- **Material supplied**:
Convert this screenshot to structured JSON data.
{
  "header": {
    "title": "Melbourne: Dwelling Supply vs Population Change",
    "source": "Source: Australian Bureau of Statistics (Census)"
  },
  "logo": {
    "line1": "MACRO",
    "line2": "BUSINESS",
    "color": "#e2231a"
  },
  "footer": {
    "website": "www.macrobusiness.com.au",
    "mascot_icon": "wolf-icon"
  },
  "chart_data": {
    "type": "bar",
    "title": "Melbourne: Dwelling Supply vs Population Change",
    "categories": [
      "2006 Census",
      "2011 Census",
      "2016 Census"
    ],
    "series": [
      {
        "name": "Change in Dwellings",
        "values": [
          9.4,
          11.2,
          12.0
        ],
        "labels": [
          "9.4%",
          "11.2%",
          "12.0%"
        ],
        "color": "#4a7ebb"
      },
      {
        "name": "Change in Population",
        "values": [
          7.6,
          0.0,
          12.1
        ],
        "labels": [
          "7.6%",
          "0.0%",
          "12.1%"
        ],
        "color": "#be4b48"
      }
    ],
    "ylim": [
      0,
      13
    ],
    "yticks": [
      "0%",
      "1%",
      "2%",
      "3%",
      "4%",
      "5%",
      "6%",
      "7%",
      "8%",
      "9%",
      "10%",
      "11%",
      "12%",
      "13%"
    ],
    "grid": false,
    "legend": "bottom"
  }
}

- **Task to complete**: Using the exact wording, write out all of the records.

- **Task solution**:
Convert this screenshot to structured JSON data.
{
  "header": {
    "title": "Melbourne: Dwelling Supply vs Population Change",
    "source": "Source: Australian Bureau of Statistics (Census)"
  },
  "logo": {
    "line1": "MACRO",
    "line2": "BUSINESS",
    "color": "#e2231a"
  },
  "footer": {
    "website": "www.macrobusiness.com.au",
    "mascot_icon": "wolf-icon"
  },
  "chart_data": {
    "type": "bar",
    "title": "Melbourne: Dwelling Supply vs Population Change",
    "categories": [
      "2006 Census",
      "2011 Census",
      "2016 Census"
    ],
    "series": [
      {
        "name": "Change in Dwellings",
        "values": [
          9.4,
          11.2,
          12.0
        ],
        "labels": [
          "9.4%",
          "11.2%",
          "12.0%"
        ],
        "color": "#4a7ebb"
      },
      {
        "name": "Change in Population",
        "values": [
          7.6,
          0.0,
          12.1
        ],
        "labels": [
          "7.6%",
          "0.0%",
          "12.1%"
        ],
        "color": "#be4b48"
      }
    ],
    "ylim": [
      0,
      13
    ],
    "yticks": [
      "0%",
      "1%",
      "2%",
      "3%",
      "4%",
      "5%",
      "6%",
      "7%",
      "8%",
      "9%",
      "10%",
      "11%",
      "12%",
      "13%"
    ],
    "grid": false,
    "legend": "bottom"
  }
}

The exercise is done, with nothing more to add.